- _Task to complete_
Find all the lines with "Important" and gather them.

(Excerpts from a figure dataset)
========

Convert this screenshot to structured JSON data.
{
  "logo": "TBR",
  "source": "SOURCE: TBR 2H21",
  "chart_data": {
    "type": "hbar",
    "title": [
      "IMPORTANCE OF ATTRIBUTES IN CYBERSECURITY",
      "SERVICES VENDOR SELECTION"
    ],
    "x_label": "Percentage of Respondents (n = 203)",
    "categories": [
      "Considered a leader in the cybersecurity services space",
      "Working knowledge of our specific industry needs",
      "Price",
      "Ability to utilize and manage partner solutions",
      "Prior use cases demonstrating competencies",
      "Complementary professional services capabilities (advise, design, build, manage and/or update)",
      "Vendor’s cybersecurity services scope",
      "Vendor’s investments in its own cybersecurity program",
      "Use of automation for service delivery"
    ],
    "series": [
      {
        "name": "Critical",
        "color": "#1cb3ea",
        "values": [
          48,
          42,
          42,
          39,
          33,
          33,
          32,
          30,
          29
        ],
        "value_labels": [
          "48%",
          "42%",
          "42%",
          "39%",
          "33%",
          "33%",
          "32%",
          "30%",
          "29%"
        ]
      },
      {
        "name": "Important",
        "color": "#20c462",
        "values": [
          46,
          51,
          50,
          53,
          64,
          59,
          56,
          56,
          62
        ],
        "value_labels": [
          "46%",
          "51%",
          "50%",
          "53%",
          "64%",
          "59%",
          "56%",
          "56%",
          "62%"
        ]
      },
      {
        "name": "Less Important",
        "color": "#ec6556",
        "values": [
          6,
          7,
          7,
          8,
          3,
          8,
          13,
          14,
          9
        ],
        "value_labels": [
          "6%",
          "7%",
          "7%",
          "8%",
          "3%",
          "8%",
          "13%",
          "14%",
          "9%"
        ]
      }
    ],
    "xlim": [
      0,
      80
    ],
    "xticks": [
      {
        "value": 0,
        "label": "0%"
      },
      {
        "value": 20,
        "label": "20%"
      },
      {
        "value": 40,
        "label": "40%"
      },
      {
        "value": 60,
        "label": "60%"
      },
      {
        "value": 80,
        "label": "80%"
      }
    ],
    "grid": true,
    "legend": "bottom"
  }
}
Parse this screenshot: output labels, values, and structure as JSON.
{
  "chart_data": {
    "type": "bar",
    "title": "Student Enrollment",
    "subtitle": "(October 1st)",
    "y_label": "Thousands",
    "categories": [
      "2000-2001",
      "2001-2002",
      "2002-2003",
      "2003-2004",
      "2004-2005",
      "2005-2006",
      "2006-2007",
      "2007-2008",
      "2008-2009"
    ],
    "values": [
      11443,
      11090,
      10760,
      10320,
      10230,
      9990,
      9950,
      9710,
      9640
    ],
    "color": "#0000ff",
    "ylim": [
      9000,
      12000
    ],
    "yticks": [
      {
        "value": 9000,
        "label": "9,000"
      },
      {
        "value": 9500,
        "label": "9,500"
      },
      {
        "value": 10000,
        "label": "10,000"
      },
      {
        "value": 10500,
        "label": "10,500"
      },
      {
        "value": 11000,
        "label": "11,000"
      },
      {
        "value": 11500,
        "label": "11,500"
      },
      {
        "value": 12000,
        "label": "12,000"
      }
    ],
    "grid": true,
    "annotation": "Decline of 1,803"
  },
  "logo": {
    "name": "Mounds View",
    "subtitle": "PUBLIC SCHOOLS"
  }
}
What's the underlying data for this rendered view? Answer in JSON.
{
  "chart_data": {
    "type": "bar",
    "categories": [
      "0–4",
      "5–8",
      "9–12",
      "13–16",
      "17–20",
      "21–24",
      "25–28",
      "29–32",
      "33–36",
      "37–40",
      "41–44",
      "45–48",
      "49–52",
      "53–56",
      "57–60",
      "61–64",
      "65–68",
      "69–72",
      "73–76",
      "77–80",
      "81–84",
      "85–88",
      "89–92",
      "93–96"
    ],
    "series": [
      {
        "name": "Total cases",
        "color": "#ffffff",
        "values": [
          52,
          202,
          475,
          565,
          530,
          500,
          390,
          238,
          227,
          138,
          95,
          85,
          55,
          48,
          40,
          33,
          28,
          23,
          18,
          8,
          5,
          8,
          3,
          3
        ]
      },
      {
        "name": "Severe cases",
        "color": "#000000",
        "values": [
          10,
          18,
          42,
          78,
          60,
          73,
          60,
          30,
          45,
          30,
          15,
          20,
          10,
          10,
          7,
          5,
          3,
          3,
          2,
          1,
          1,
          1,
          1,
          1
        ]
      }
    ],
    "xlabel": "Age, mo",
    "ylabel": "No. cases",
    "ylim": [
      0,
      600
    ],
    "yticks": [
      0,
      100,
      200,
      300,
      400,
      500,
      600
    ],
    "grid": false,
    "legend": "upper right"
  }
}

========

- _Solution to the problem_
        "name": "Important",
        "name": "Less Important",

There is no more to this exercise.